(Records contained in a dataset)

>>>>

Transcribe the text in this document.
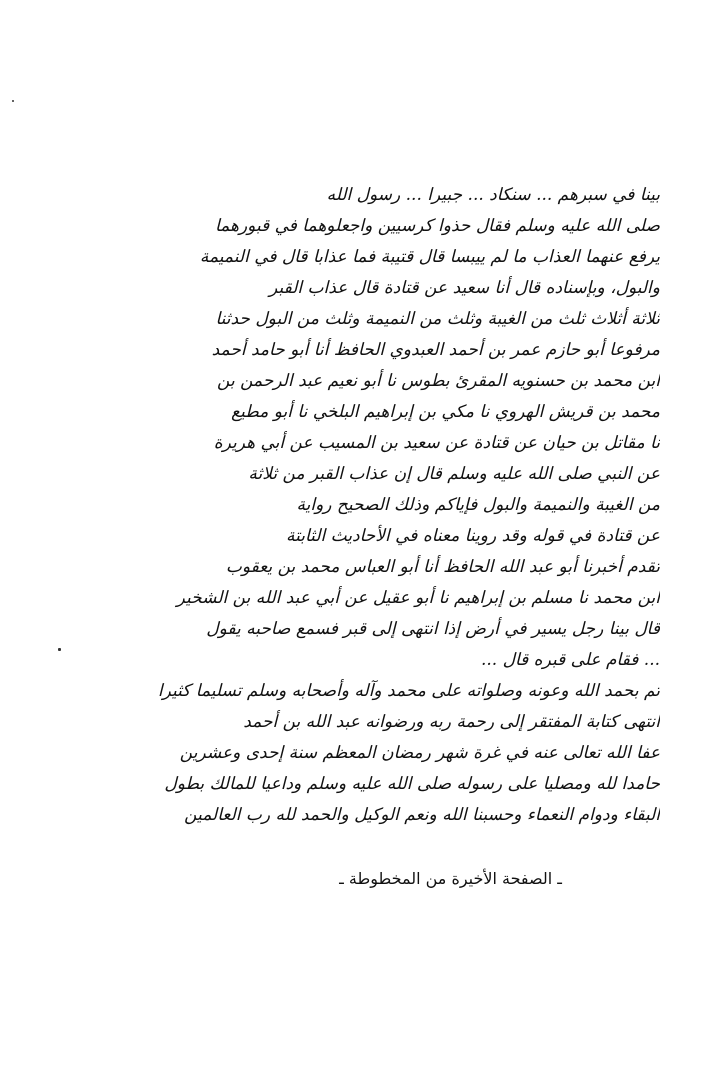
بينا في سبرهم ... سنكاد ... جبيرا ... رسول الله
صلى الله عليه وسلم فقال حذوا كرسيين واجعلوهما في قبورهما
يرفع عنهما العذاب ما لم ييبسا قال قتيبة فما عذابا قال في النميمة
والبول، وبإسناده قال أنا سعيد عن قتادة قال عذاب القبر
ثلاثة أثلاث ثلث من الغيبة وثلث من النميمة وثلث من البول حدثنا
مرفوعا أبو حازم عمر بن أحمد العبدوي الحافظ أنا أبو حامد أحمد
ابن محمد بن حسنويه المقرئ بطوس نا أبو نعيم عبد الرحمن بن
محمد بن قريش الهروي نا مكي بن إبراهيم البلخي نا أبو مطيع
نا مقاتل بن حيان عن قتادة عن سعيد بن المسيب عن أبي هريرة
عن النبي صلى الله عليه وسلم قال إن عذاب القبر من ثلاثة
من الغيبة والنميمة والبول فإياكم وذلك الصحيح رواية
عن قتادة في قوله وقد روينا معناه في الأحاديث الثابتة
تقدم أخبرنا أبو عبد الله الحافظ أنا أبو العباس محمد بن يعقوب
ابن محمد نا مسلم بن إبراهيم نا أبو عقيل عن أبي عبد الله بن الشخير
قال بينا رجل يسير في أرض إذا انتهى إلى قبر فسمع صاحبه يقول
... فقام على قبره قال ...
تم بحمد الله وعونه وصلواته على محمد وآله وأصحابه وسلم تسليما كثيرا
انتهى كتابة المفتقر إلى رحمة ربه ورضوانه عبد الله بن أحمد
عفا الله تعالى عنه في غرة شهر رمضان المعظم سنة إحدى وعشرين
حامدا لله ومصليا على رسوله صلى الله عليه وسلم وداعيا للمالك بطول
البقاء ودوام النعماء وحسبنا الله ونعم الوكيل والحمد لله رب العالمين
ـ الصفحة الأخيرة من المخطوطة ـ
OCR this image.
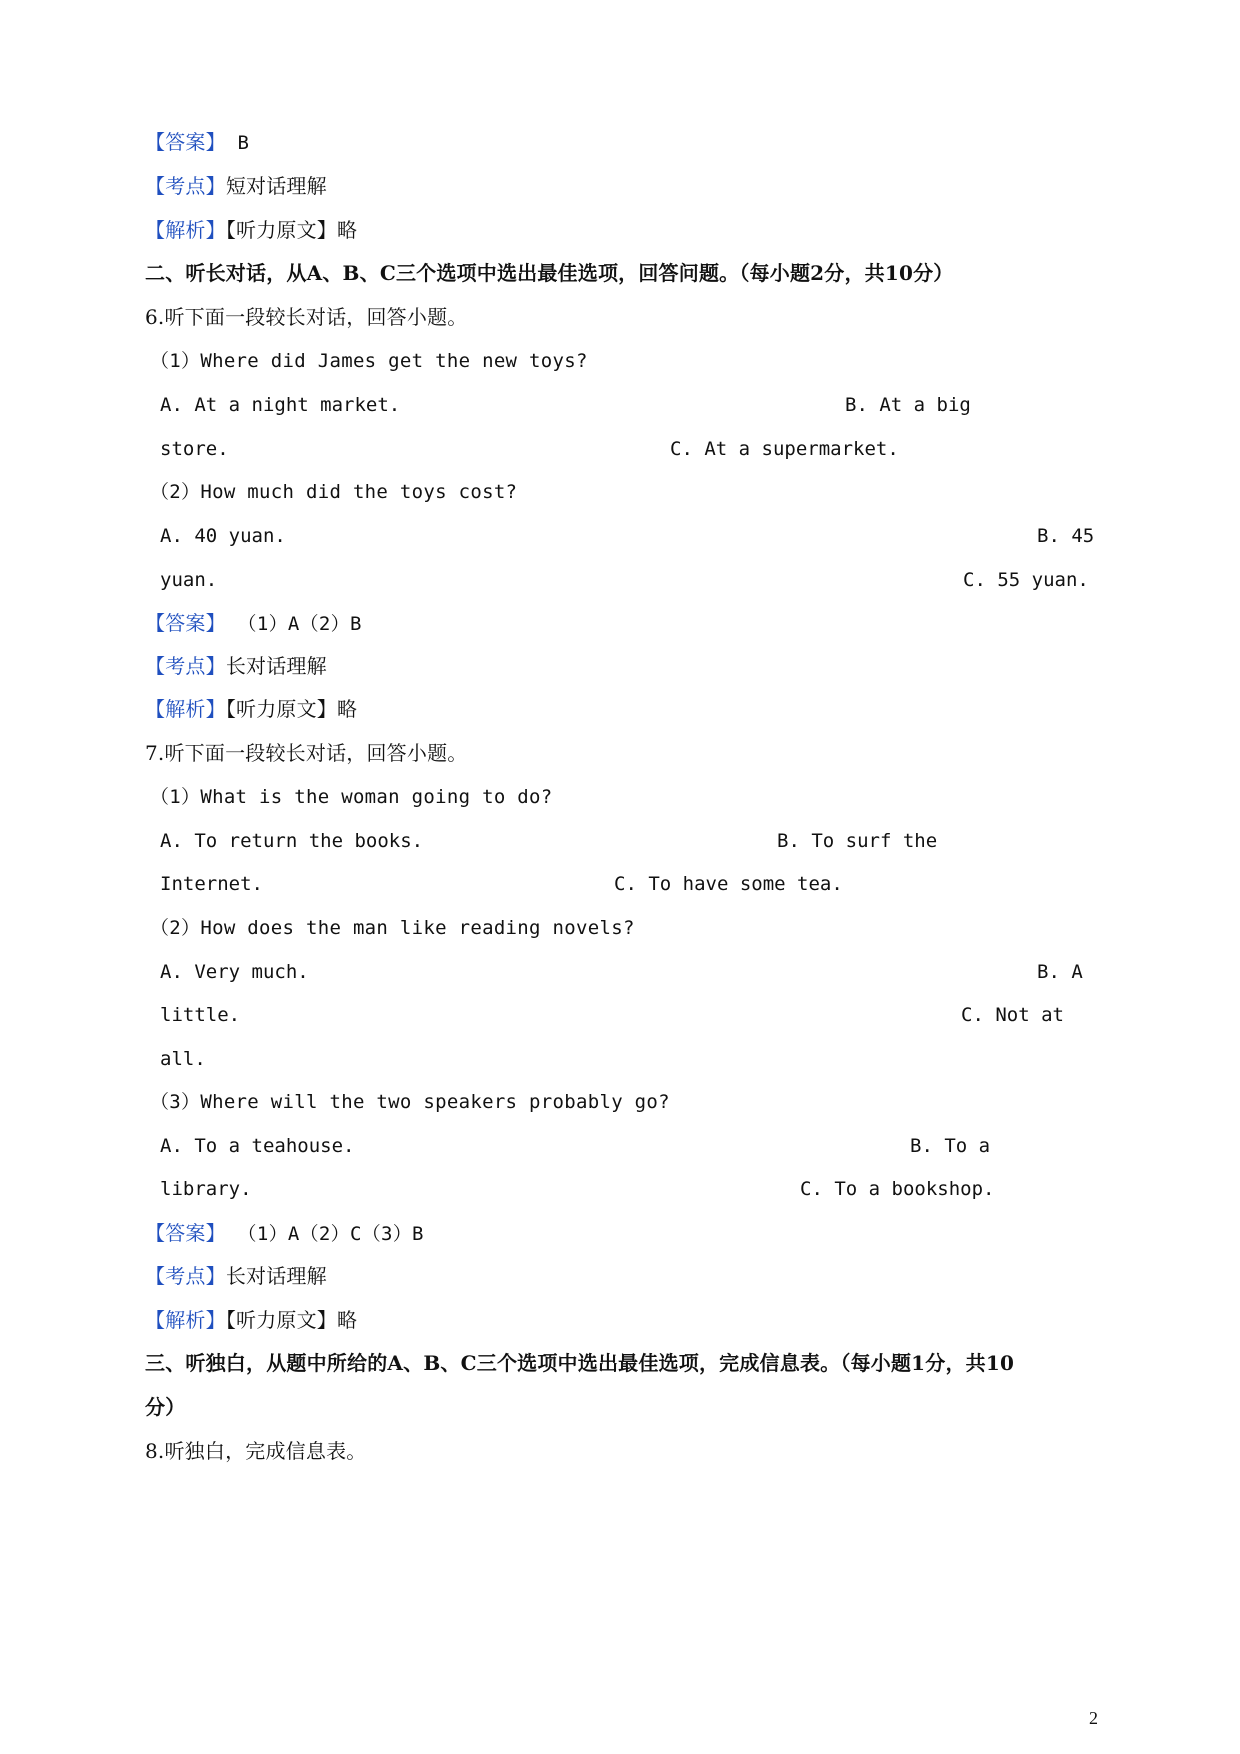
【答案】 B
【考点】短对话理解
【解析】【听力原文】略
二、听长对话，从A、B、C三个选项中选出最佳选项，回答问题。（每小题2分，共10分）
6.听下面一段较长对话，回答小题。
（1）Where did James get the new toys?
A. At a night market.	B. At a big
store.	C. At a supermarket.
（2）How much did the toys cost?
A. 40 yuan.	B. 45
yuan.	C. 55 yuan.
【答案】 （1）A（2）B
【考点】长对话理解
【解析】【听力原文】略
7.听下面一段较长对话，回答小题。
（1）What is the woman going to do?
A. To return the books.	B. To surf the
Internet.	C. To have some tea.
（2）How does the man like reading novels?
A. Very much.	B. A
little.	C. Not at
all.
（3）Where will the two speakers probably go?
A. To a teahouse.	B. To a
library.	C. To a bookshop.
【答案】 （1）A（2）C（3）B
【考点】长对话理解
【解析】【听力原文】略
三、听独白，从题中所给的A、B、C三个选项中选出最佳选项，完成信息表。（每小题1分，共10
分）
8.听独白，完成信息表。
2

<<<<

(THE TASK)
Select the lines from the entries that include the word "الغيبة".

(RESULT FOR THIS TASK)
ثلاثة أثلاث ثلث من الغيبة وثلث من النميمة وثلث من البول حدثنا
من الغيبة والنميمة والبول فإياكم وذلك الصحيح رواية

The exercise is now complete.